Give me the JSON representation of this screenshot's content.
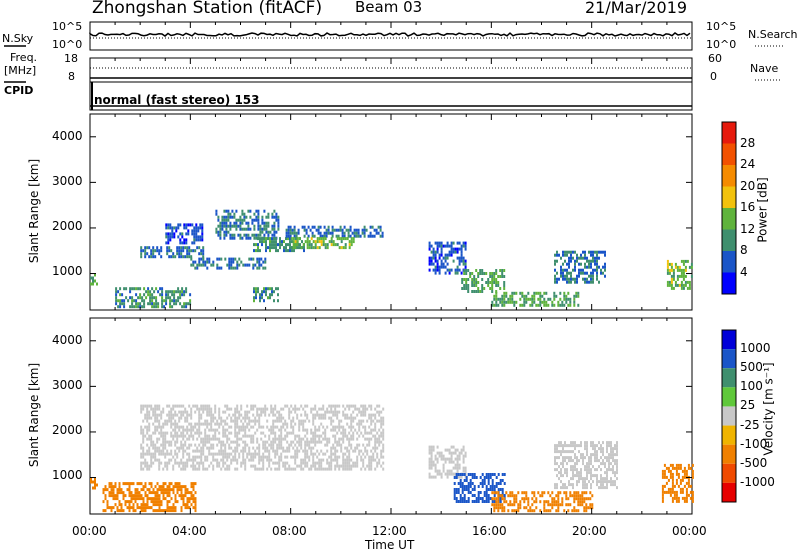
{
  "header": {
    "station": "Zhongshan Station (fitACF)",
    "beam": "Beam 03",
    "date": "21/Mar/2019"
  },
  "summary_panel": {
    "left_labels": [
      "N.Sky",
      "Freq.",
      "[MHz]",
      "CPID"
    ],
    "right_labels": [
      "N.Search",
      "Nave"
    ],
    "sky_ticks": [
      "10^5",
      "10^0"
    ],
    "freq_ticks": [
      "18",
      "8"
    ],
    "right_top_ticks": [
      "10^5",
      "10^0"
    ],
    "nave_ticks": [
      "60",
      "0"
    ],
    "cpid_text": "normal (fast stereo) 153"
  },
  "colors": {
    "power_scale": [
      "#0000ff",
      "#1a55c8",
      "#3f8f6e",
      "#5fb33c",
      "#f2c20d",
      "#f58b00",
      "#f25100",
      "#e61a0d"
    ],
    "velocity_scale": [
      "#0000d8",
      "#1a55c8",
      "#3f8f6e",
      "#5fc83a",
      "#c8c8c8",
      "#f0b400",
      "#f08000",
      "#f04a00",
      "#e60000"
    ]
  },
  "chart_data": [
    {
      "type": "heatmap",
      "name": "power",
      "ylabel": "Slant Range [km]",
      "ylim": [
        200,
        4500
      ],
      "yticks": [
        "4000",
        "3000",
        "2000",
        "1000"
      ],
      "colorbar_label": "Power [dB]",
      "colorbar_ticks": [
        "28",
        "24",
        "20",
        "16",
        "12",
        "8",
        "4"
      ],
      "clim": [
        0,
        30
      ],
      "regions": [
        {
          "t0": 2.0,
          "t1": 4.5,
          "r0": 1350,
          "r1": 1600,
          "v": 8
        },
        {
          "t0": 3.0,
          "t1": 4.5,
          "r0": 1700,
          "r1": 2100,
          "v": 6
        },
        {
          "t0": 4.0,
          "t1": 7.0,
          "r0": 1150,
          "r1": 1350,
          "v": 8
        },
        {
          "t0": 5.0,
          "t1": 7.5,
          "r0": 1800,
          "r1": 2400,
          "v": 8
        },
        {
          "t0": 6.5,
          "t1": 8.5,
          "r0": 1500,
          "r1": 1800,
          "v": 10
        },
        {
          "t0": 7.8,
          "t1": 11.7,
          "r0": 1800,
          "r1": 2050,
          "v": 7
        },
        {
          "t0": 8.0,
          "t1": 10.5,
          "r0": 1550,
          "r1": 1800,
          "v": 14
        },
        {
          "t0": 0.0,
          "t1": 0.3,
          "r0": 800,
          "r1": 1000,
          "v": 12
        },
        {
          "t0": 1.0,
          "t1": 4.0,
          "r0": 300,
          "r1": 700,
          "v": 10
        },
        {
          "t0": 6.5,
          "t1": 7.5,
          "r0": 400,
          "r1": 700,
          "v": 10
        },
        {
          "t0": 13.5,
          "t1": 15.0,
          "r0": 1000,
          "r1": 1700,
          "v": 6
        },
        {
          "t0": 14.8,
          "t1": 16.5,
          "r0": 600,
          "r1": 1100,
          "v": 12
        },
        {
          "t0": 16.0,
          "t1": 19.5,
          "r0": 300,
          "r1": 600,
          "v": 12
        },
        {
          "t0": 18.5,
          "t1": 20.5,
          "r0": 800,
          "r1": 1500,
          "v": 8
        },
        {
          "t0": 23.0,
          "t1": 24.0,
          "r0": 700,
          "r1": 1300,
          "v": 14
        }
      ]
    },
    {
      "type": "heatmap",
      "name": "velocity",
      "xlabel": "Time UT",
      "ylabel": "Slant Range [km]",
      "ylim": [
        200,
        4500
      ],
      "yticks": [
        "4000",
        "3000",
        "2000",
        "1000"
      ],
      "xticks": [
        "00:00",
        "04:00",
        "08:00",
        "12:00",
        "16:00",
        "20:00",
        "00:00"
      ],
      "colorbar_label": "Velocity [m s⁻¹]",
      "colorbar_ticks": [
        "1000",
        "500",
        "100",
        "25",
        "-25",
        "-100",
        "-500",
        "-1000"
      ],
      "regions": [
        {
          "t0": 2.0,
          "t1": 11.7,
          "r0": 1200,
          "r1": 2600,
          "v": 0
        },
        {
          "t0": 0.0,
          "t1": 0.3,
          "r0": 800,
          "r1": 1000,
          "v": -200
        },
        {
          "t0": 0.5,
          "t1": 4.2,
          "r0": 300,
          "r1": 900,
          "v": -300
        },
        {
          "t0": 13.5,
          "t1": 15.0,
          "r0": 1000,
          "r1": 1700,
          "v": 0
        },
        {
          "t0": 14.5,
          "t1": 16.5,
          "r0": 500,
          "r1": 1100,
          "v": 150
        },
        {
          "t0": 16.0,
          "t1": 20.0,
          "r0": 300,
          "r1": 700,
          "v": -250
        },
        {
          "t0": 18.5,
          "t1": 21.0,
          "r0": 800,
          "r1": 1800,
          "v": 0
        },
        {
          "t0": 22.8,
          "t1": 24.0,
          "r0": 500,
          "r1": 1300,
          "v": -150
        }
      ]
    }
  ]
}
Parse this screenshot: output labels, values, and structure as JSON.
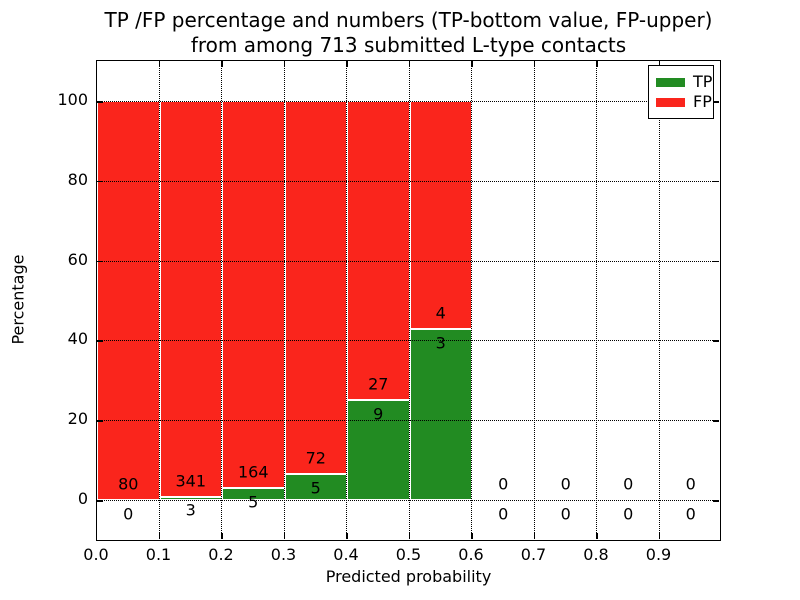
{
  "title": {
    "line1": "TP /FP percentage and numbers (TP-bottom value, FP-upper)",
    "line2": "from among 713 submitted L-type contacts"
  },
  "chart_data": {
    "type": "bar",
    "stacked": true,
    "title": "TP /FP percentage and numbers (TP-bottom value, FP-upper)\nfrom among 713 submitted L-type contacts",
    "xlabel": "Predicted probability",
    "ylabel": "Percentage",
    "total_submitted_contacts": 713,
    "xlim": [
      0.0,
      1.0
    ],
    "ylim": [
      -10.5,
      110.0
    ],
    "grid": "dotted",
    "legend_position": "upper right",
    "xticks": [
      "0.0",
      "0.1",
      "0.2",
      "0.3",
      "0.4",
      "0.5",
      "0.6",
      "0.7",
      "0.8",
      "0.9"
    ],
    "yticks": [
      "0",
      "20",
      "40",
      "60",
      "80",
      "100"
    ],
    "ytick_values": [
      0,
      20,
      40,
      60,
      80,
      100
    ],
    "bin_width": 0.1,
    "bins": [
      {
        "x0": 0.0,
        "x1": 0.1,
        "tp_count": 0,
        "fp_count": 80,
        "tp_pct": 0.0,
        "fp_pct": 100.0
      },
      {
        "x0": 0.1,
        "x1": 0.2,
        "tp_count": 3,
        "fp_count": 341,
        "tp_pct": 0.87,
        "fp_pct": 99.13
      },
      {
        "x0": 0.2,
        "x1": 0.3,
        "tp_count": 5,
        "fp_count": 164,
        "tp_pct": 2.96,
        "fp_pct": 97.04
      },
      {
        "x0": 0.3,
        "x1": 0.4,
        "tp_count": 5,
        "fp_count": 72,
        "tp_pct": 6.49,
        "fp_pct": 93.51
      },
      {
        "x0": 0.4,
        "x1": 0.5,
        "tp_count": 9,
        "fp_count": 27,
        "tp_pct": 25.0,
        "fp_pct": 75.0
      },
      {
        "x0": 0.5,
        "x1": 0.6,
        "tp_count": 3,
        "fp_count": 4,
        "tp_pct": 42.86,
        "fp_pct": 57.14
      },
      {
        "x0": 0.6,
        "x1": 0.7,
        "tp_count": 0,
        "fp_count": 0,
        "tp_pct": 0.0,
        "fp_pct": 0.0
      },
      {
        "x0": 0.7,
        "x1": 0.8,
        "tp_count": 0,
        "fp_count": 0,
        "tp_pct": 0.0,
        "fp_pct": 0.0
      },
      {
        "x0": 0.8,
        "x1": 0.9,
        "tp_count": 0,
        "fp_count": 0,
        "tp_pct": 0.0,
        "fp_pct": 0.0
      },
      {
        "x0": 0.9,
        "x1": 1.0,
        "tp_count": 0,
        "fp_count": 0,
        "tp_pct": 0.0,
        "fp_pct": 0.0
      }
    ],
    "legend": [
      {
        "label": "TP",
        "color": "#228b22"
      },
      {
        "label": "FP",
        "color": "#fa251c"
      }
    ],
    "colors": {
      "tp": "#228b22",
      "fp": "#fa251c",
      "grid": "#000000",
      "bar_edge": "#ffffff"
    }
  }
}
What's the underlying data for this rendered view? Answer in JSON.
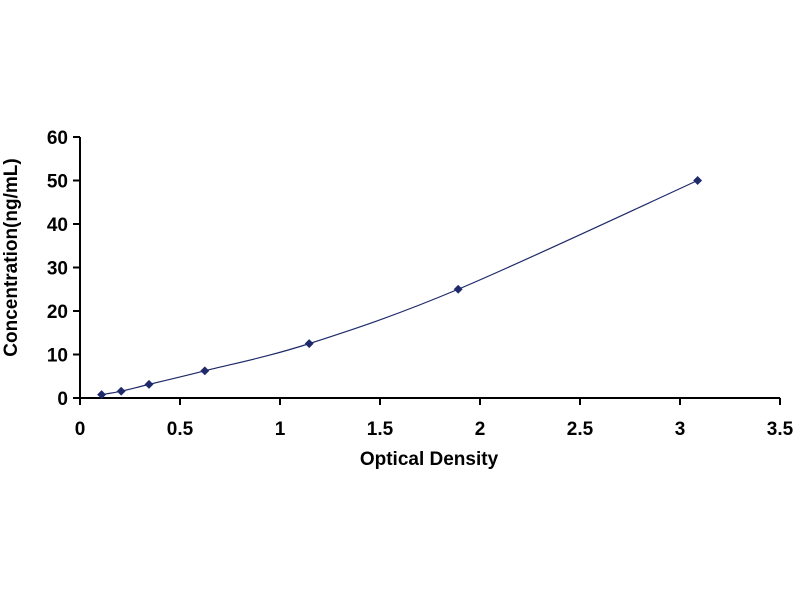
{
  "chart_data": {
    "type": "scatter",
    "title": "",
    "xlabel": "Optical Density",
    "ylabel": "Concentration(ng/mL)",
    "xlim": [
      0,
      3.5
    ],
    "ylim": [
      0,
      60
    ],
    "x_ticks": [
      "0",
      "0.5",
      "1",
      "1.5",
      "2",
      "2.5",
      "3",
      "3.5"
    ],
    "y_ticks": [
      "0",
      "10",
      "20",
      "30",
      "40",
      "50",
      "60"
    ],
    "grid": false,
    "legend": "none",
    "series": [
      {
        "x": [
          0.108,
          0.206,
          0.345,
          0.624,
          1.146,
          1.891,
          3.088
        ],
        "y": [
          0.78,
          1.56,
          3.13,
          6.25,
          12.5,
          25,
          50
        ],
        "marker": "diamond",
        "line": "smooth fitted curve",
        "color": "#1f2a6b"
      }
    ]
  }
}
◆ ◆ ◆
## PROBLEM
Which lines contain the word "xlabel"? Copy each of them.

## EXERCISE OUTPUT
      "xlabel": "Time UT",
    "xlabel": "Predicted probability",
    "xlabel": "Optical Density",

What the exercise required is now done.